> _Supplied text_:
┄┄┄┄┄┄┄┄┄┄┄┄┄┄┄┄┄┄┄┄

The Reporting Person intends to evaluate his investment in the Shares on a continual basis. Other than as expressly set forth below, the Reporting Person has no plans or proposals as of the date of this filing that relate to, or would result in, any of the actions enumerated in Item 4(a)-(j) of Schedule 13D. The Reporting Person may engage in communications with one or more stockholders, officers or directors of the Issuer and others, including but not limited to, discussions regarding the Issuer’s operations and strategic direction and ideas that, if effected, could result in, among other things, any of the matters identified in Item 4 of Schedule 13D, including but not limited to debt or equity capital raising transactions, acquisitions, mergers, combinations and other strategic transactions. The Reporting Person reserves their right, based on all relevant factors and subject to applicable law, at any time and from time to time, to review or reconsider their position, change their purpose, take other actions, including to cause or introduce strategic or corporate transactions involving the Issuer or any of its subsidiaries, or one or more of the types of transactions or have one or more the results described in Item 4(a)-(j) of Schedule 13D) or formulate and implement plans or proposals with respect to any of the foregoing.

 

The Reporting Person from time to time intends to review their investment in the Issuer on the basis of various factors, including whether various strategic transactions have occurred or may occur, the Issuer’s business, financial condition, results of operations and prospects, general economic and industry conditions, the securities markets in general and those for the Issuer’s securities in general, as well as other developments and other investment opportunities. Based upon such review, the Reporting Person intends to take such actions in the future as they deem appropriate in light of the circumstances existing from time to time, which may include acquisitions of shares of Common Stock or other convertible securities of the Issuer or disposal of all or any portion of the Shares or shares of Common Stock or other securities of the Issuer otherwise acquired by the Reporting Person, either in the open market or privately negotiated transactions, with or without prior notice.

 

 
 

 

Item 5. Interest in Securities of the Issuer.

 

As of the date hereof, Mr. Ortega has beneficial ownership interest of 43,914,000 shares of Common Stock (representing approximately 44.60% of the number of shares of Common Stock issued and outstanding). The percentage with respect to Mr. Ortega’s beneficial ownership is based on 88,461,200 shares of Common Stock of the Issuer, issued and outstanding as of April 9, 2021, as reported by the Issuer in its Quarterly Report on Form 10-Q, filed with the SEC on April 13, 2021.

 

Item 6. Contracts, Arrangements, Understandings or Relationships with Respect to Securities of the Issuer.

 

Voting Proxy

 

On March 8, 2017 the Reporting Person executed an Irrevocable Proxy (the “Irrevocable Proxy”) whereby 30,790,000 shares of the Issuer’s Common Stock owned by the Reporting Person are subject to an irrevocable proxy granted by the Reporting Person to Eric Kennedy Esq. in his capacity as a member of the Board of Directors of the Issuer.

┄┄┄┄┄┄┄┄┄┄┄┄┄┄┄┄┄┄┄┄

> _Job 1_:
Answer these about the Schedule 13D excerpt:
(a) How many shares of Common Stock does Mr. Ortega beneficially own as of the date of the filing?
(b) To whom did the Reporting Person grant the Irrevocable Proxy?
(c) On what date was the Issuer's Quarterly Report on Form 10-Q filed with the SEC?
> _Job 2_: Can you repeat word for word the passage of the Schedule 13D excerpt that begins at the words "Item 5. Interest" and stops after "April 13, 2021."?
The records have no connection to the Schedule 13D excerpt.

┄┄┄┄┄┄┄┄┄┄┄┄┄┄┄┄┄┄┄┄

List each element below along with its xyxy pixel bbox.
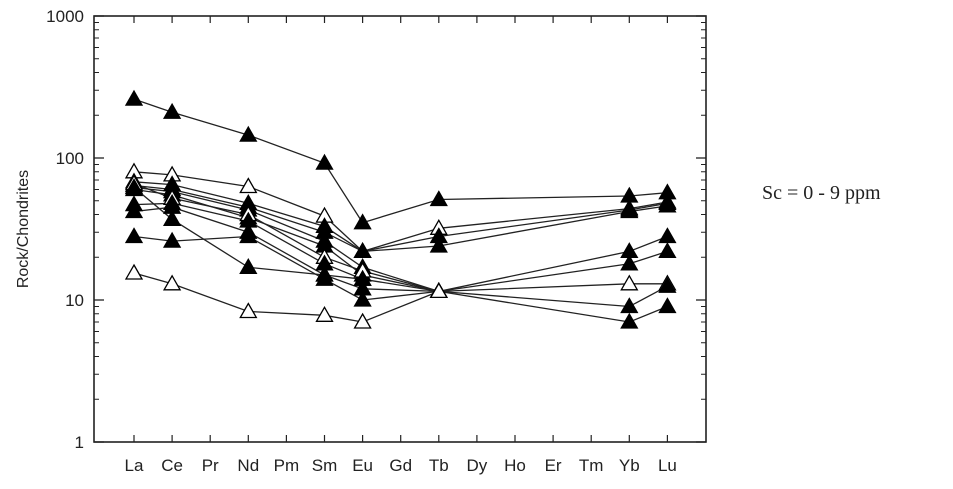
x-category-label: Nd	[237, 456, 259, 475]
series-line	[133, 206, 668, 323]
open-triangle-marker	[353, 312, 372, 329]
filled-triangle-marker	[315, 265, 334, 282]
filled-triangle-marker	[658, 242, 677, 259]
filled-triangle-marker	[429, 236, 448, 253]
x-category-label: Lu	[658, 456, 677, 475]
series-line	[133, 171, 668, 253]
open-triangle-marker	[429, 282, 448, 299]
y-major-ticks	[94, 15, 706, 443]
y-minor-ticks	[94, 21, 706, 400]
filled-triangle-marker	[658, 276, 677, 293]
x-category-label: Gd	[389, 456, 412, 475]
filled-triangle-marker	[353, 290, 372, 307]
x-category-label: Tb	[429, 456, 449, 475]
open-triangle-marker	[162, 274, 182, 291]
filled-triangle-marker	[124, 202, 144, 219]
y-axis-title: Rock/Chondrites	[15, 170, 32, 288]
x-category-label: Dy	[467, 456, 488, 475]
open-triangle-marker	[315, 305, 334, 322]
x-category-label: Eu	[352, 456, 373, 475]
y-tick-label: 1	[75, 433, 84, 452]
x-category-label: La	[125, 456, 144, 475]
filled-triangle-marker	[658, 196, 677, 213]
filled-triangle-marker	[620, 312, 639, 329]
filled-triangle-marker	[353, 213, 372, 230]
open-triangle-marker	[124, 263, 144, 280]
filled-triangle-marker	[124, 178, 144, 195]
x-ticks	[133, 16, 669, 442]
x-category-label: Ho	[504, 456, 526, 475]
open-triangle-marker	[239, 177, 258, 194]
filled-triangle-marker	[353, 242, 372, 259]
filled-triangle-marker	[124, 227, 144, 244]
series-line	[133, 188, 668, 293]
x-category-label: Er	[545, 456, 562, 475]
filled-triangle-marker	[620, 297, 639, 314]
filled-triangle-marker	[620, 254, 639, 271]
series-line	[133, 272, 440, 323]
filled-triangle-marker	[239, 257, 258, 274]
filled-triangle-marker	[239, 227, 258, 244]
series-line	[133, 186, 668, 293]
series-line	[133, 202, 668, 308]
x-category-labels: La Ce Pr Nd Pm Sm Eu Gd Tb Dy Ho Er Tm Yb Lu	[125, 456, 677, 475]
marker-layer	[124, 89, 677, 329]
y-tick-labels: 1 10 100 1000	[46, 7, 84, 452]
series-line	[133, 182, 668, 293]
filled-triangle-marker	[239, 125, 258, 142]
x-category-label: Tm	[579, 456, 604, 475]
filled-triangle-marker	[162, 102, 182, 119]
series-line	[133, 181, 668, 253]
sc-annotation: Sc = 0 - 9 ppm	[762, 182, 881, 204]
open-triangle-marker	[620, 274, 639, 291]
series-line	[133, 235, 439, 301]
x-category-label: Yb	[619, 456, 640, 475]
filled-triangle-marker	[124, 89, 144, 106]
filled-triangle-marker	[353, 269, 372, 286]
series-layer	[133, 98, 668, 323]
filled-triangle-marker	[658, 297, 677, 314]
filled-triangle-marker	[658, 227, 677, 244]
series-line	[133, 98, 668, 224]
x-category-label: Sm	[312, 456, 338, 475]
x-category-label: Pm	[274, 456, 300, 475]
filled-triangle-marker	[162, 209, 182, 226]
series-line	[133, 184, 668, 253]
y-tick-label: 100	[56, 149, 84, 168]
y-tick-label: 1000	[46, 7, 84, 26]
open-triangle-marker	[239, 302, 258, 319]
x-category-label: Pr	[202, 456, 219, 475]
filled-triangle-marker	[162, 231, 182, 248]
y-tick-label: 10	[65, 291, 84, 310]
x-category-label: Ce	[161, 456, 183, 475]
filled-triangle-marker	[429, 190, 448, 207]
filled-triangle-marker	[315, 153, 334, 170]
plot-frame	[93, 15, 707, 443]
filled-triangle-marker	[620, 202, 639, 219]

┄┄┄┄┄┄┄┄┄┄┄┄┄┄┄┄┄┄┄┄

> _Task response 1_:
(a) 43,914,000 shares
(b) Eric Kennedy Esq., in his capacity as a member of the Board of Directors of the Issuer
(c) April 13, 2021

> _Task response 2_:
Item 5. Interest in Securities of the Issuer.

 

As of the date hereof, Mr. Ortega has beneficial ownership interest of 43,914,000 shares of Common Stock (representing approximately 44.60% of the number of shares of Common Stock issued and outstanding). The percentage with respect to Mr. Ortega’s beneficial ownership is based on 88,461,200 shares of Common Stock of the Issuer, issued and outstanding as of April 9, 2021, as reported by the Issuer in its Quarterly Report on Form 10-Q, filed with the SEC on April 13, 2021.